INFORMATION PROVIDED ::
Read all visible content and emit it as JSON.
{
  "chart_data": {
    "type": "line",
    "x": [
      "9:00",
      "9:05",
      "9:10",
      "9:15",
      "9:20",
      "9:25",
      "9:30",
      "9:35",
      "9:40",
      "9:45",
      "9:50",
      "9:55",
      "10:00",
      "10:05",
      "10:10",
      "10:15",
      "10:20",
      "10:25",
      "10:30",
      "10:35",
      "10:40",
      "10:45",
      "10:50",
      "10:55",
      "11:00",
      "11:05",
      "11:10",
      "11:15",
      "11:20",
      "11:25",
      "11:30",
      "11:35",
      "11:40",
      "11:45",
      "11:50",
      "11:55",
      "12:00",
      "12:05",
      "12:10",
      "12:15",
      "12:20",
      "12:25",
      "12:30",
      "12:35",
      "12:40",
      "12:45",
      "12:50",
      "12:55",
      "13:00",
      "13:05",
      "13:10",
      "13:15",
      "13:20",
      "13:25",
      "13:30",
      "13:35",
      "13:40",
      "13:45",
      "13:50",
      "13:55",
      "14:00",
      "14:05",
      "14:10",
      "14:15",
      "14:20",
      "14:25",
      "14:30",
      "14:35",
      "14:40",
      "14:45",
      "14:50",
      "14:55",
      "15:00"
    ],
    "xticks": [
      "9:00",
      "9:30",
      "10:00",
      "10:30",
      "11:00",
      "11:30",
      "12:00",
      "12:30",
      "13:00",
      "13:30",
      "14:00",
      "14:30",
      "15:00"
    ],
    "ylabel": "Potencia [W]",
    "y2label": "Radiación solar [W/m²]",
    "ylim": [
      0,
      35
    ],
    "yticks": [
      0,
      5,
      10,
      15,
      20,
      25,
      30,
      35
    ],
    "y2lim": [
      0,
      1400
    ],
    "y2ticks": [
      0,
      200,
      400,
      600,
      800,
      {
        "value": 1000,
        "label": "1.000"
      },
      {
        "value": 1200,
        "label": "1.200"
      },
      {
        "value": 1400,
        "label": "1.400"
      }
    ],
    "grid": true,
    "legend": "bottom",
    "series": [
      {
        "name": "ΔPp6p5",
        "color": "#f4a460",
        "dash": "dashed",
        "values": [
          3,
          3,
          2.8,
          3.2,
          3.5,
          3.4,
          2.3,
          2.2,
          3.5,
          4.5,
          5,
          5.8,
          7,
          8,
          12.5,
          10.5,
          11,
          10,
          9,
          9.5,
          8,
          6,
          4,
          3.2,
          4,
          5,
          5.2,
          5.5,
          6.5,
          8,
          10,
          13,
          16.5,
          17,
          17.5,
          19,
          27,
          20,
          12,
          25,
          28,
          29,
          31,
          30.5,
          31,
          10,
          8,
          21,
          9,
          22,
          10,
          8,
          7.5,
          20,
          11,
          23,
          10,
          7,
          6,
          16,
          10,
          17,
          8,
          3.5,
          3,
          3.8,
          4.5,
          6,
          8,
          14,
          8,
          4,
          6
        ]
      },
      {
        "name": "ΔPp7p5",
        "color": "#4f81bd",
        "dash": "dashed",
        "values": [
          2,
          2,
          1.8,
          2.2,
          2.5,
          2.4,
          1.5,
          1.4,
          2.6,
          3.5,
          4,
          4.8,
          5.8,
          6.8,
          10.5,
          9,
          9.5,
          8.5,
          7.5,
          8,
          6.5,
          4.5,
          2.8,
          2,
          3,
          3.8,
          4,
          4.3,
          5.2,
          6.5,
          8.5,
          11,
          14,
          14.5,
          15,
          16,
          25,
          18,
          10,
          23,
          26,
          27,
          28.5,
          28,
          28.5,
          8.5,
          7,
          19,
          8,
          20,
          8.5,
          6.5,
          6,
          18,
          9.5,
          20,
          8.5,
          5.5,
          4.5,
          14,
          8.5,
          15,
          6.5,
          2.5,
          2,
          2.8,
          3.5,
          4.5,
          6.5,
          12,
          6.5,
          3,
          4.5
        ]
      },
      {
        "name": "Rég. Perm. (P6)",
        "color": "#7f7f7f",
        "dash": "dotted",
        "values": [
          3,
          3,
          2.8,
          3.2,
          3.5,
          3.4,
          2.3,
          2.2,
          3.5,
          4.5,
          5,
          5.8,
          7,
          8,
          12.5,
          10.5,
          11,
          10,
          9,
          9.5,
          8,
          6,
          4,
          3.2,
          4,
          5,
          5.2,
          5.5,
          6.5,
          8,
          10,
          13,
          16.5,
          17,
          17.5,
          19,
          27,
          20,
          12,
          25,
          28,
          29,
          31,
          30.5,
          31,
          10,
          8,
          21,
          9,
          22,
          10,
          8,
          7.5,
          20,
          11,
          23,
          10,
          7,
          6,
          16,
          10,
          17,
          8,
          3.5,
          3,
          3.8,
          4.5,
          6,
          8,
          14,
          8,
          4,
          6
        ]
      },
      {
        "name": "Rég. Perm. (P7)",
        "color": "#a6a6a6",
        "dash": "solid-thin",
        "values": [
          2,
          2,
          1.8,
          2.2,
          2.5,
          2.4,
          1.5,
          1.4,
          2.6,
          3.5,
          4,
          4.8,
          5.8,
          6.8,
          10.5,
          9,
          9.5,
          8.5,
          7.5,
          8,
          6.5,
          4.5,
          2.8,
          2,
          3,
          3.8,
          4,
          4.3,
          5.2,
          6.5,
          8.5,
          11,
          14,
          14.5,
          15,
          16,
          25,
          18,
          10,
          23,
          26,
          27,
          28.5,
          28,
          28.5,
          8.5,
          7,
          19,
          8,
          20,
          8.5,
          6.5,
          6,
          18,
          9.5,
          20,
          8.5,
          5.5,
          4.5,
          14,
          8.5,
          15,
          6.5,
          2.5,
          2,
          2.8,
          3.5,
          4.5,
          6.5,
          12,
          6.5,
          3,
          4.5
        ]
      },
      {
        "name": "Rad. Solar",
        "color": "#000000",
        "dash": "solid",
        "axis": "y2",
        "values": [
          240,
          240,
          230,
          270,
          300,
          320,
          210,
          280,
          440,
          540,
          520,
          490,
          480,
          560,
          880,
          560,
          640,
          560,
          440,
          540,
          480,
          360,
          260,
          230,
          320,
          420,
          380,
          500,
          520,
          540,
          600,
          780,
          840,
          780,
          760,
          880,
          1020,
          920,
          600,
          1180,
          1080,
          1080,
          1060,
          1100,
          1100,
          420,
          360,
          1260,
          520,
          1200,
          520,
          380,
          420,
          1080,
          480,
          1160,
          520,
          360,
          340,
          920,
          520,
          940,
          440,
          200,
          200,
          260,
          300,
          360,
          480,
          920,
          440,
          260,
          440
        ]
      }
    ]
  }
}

WORK TO DO ::
Provide the count, and nothing else, of lines in the data above where the word "color" occurs.

EXERCISE OUTPUT ::
5